◆ WRITTEN TASK ◆
Below are some records; return each one exactly.

◆ RECORDED INFORMATION ◆
☆ ☆ ☆ ☆ ☆
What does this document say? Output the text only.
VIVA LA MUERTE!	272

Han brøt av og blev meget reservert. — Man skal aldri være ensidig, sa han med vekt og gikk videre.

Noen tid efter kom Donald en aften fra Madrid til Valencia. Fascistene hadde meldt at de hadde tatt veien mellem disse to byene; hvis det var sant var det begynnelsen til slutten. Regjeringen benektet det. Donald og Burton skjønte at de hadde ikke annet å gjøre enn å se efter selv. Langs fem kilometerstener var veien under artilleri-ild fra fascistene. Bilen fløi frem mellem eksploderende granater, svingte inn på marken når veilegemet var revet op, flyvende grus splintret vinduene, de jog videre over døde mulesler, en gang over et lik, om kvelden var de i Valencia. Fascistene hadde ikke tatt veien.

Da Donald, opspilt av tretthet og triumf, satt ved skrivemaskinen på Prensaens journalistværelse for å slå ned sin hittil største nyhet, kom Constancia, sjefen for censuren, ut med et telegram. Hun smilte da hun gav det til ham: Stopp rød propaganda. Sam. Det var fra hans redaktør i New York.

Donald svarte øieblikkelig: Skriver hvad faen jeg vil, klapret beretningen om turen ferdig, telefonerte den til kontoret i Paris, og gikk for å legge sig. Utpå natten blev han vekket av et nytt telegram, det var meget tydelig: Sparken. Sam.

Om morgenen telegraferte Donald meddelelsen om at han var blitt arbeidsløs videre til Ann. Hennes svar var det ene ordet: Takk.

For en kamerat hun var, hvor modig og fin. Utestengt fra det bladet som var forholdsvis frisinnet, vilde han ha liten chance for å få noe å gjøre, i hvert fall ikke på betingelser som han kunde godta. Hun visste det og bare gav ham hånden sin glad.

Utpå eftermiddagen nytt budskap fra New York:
☆ ☆ ☆ ☆ ☆
◆ TASK SOLUTION ◆
What does this document say? Output the text only.
VIVA LA MUERTE!	272

Han brøt av og blev meget reservert. — Man skal aldri være ensidig, sa han med vekt og gikk videre.

Noen tid efter kom Donald en aften fra Madrid til Valencia. Fascistene hadde meldt at de hadde tatt veien mellem disse to byene; hvis det var sant var det begynnelsen til slutten. Regjeringen benektet det. Donald og Burton skjønte at de hadde ikke annet å gjøre enn å se efter selv. Langs fem kilometerstener var veien under artilleri-ild fra fascistene. Bilen fløi frem mellem eksploderende granater, svingte inn på marken når veilegemet var revet op, flyvende grus splintret vinduene, de jog videre over døde mulesler, en gang over et lik, om kvelden var de i Valencia. Fascistene hadde ikke tatt veien.

Da Donald, opspilt av tretthet og triumf, satt ved skrivemaskinen på Prensaens journalistværelse for å slå ned sin hittil største nyhet, kom Constancia, sjefen for censuren, ut med et telegram. Hun smilte da hun gav det til ham: Stopp rød propaganda. Sam. Det var fra hans redaktør i New York.

Donald svarte øieblikkelig: Skriver hvad faen jeg vil, klapret beretningen om turen ferdig, telefonerte den til kontoret i Paris, og gikk for å legge sig. Utpå natten blev han vekket av et nytt telegram, det var meget tydelig: Sparken. Sam.

Om morgenen telegraferte Donald meddelelsen om at han var blitt arbeidsløs videre til Ann. Hennes svar var det ene ordet: Takk.

For en kamerat hun var, hvor modig og fin. Utestengt fra det bladet som var forholdsvis frisinnet, vilde han ha liten chance for å få noe å gjøre, i hvert fall ikke på betingelser som han kunde godta. Hun visste det og bare gav ham hånden sin glad.

Utpå eftermiddagen nytt budskap fra New York:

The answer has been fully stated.